Copy the listing below in full and skip every picture.

** start of Supplied data **

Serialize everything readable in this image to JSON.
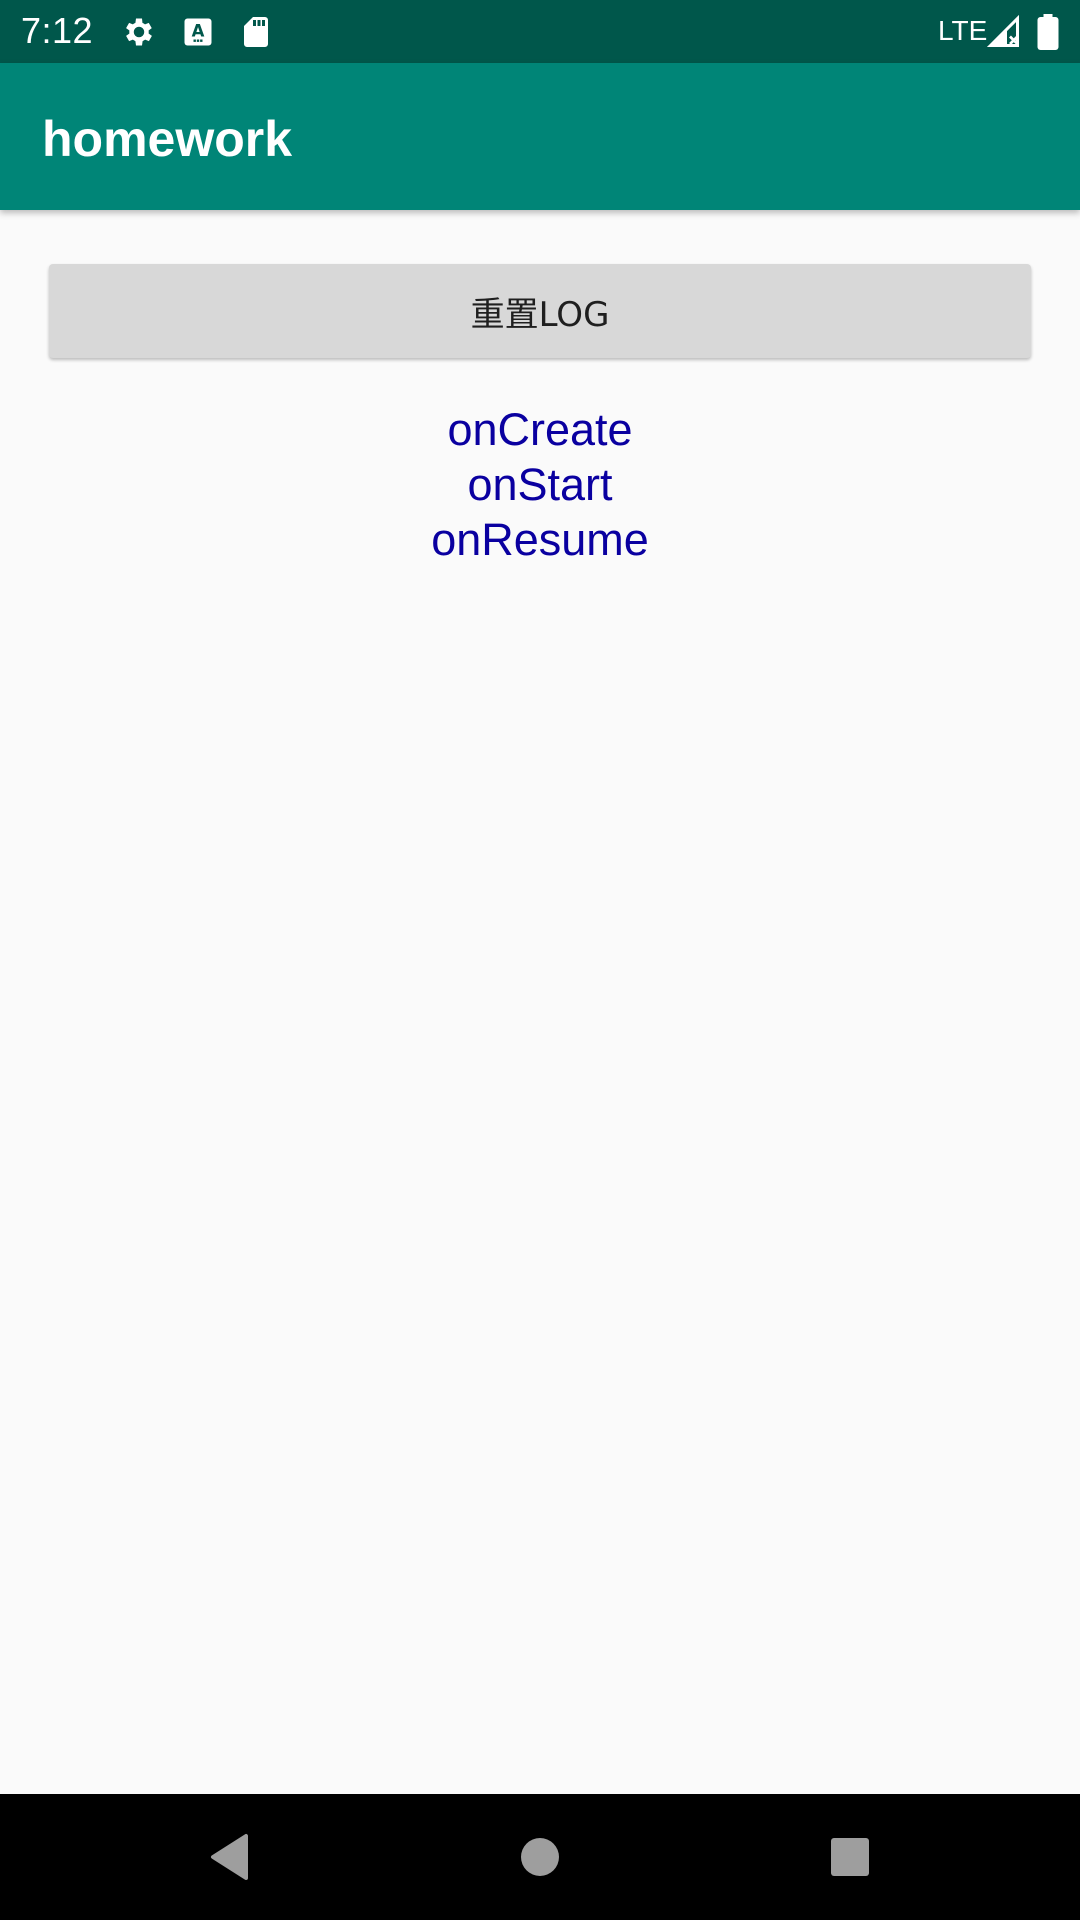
{
  "status_bar": {
    "time": "7:12",
    "network": "LTE",
    "icons": [
      "settings-gear-icon",
      "accessibility-text-icon",
      "sd-card-icon",
      "signal-icon",
      "battery-icon"
    ]
  },
  "app_bar": {
    "title": "homework",
    "color": "#008577",
    "status_color": "#00574b"
  },
  "main": {
    "reset_button_label": "重置LOG",
    "log_lines": [
      "onCreate",
      "onStart",
      "onResume"
    ],
    "log_color": "#0a00a0"
  },
  "nav_bar": {
    "icons": [
      "back-icon",
      "home-icon",
      "recents-icon"
    ]
  }
}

** end of Supplied data **

### [Worked answer]
Serialize everything readable in this image to JSON.
{
  "status_bar": {
    "time": "7:12",
    "network": "LTE",
    "icons": [
      "settings-gear-icon",
      "accessibility-text-icon",
      "sd-card-icon",
      "signal-icon",
      "battery-icon"
    ]
  },
  "app_bar": {
    "title": "homework",
    "color": "#008577",
    "status_color": "#00574b"
  },
  "main": {
    "reset_button_label": "重置LOG",
    "log_lines": [
      "onCreate",
      "onStart",
      "onResume"
    ],
    "log_color": "#0a00a0"
  },
  "nav_bar": {
    "icons": [
      "back-icon",
      "home-icon",
      "recents-icon"
    ]
  }
}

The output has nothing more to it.